» **Job**
Pull every line with the word "конец" out of the entries below.

※ ※ ※

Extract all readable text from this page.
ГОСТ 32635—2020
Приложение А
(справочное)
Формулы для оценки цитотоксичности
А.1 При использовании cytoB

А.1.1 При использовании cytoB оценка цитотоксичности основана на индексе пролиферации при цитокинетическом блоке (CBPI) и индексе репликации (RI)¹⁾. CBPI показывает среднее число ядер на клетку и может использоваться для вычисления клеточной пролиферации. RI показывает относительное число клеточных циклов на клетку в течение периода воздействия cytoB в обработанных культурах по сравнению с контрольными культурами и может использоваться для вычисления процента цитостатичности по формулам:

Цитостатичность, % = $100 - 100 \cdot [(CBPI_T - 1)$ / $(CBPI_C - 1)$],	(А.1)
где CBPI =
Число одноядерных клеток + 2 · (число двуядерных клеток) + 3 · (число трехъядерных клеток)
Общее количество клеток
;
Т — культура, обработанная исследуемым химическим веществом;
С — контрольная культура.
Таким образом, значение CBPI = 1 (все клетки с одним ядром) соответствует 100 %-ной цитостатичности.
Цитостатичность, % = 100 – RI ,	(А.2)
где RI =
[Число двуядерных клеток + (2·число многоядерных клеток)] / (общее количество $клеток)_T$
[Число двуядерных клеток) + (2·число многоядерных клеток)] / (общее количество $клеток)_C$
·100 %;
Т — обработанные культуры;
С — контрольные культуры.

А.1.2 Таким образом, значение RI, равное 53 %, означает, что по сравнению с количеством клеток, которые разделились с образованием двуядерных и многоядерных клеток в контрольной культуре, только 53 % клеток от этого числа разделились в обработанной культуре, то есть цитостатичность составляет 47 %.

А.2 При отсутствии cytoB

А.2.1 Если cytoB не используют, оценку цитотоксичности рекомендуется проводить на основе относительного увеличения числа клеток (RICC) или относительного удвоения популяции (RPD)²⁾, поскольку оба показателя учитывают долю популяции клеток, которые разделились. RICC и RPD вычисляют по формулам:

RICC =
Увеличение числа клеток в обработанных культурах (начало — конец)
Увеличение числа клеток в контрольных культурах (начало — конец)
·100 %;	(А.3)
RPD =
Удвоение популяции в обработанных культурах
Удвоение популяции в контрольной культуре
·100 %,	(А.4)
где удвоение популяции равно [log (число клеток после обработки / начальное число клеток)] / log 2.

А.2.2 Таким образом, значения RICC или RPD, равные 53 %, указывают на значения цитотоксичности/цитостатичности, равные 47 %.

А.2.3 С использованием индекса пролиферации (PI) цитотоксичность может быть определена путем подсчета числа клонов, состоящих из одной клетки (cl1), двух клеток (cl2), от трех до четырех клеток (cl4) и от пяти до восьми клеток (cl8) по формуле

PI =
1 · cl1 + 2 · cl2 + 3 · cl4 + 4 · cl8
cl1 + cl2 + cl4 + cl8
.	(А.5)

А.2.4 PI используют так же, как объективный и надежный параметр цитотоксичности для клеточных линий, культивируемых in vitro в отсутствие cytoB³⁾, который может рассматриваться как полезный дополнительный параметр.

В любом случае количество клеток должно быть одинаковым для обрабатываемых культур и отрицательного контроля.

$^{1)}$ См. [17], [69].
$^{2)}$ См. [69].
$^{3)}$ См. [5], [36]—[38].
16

※ ※ ※

» **Answer to this problem**
Увеличение числа клеток в обработанных культурах (начало — конец)
Увеличение числа клеток в контрольных культурах (начало — конец)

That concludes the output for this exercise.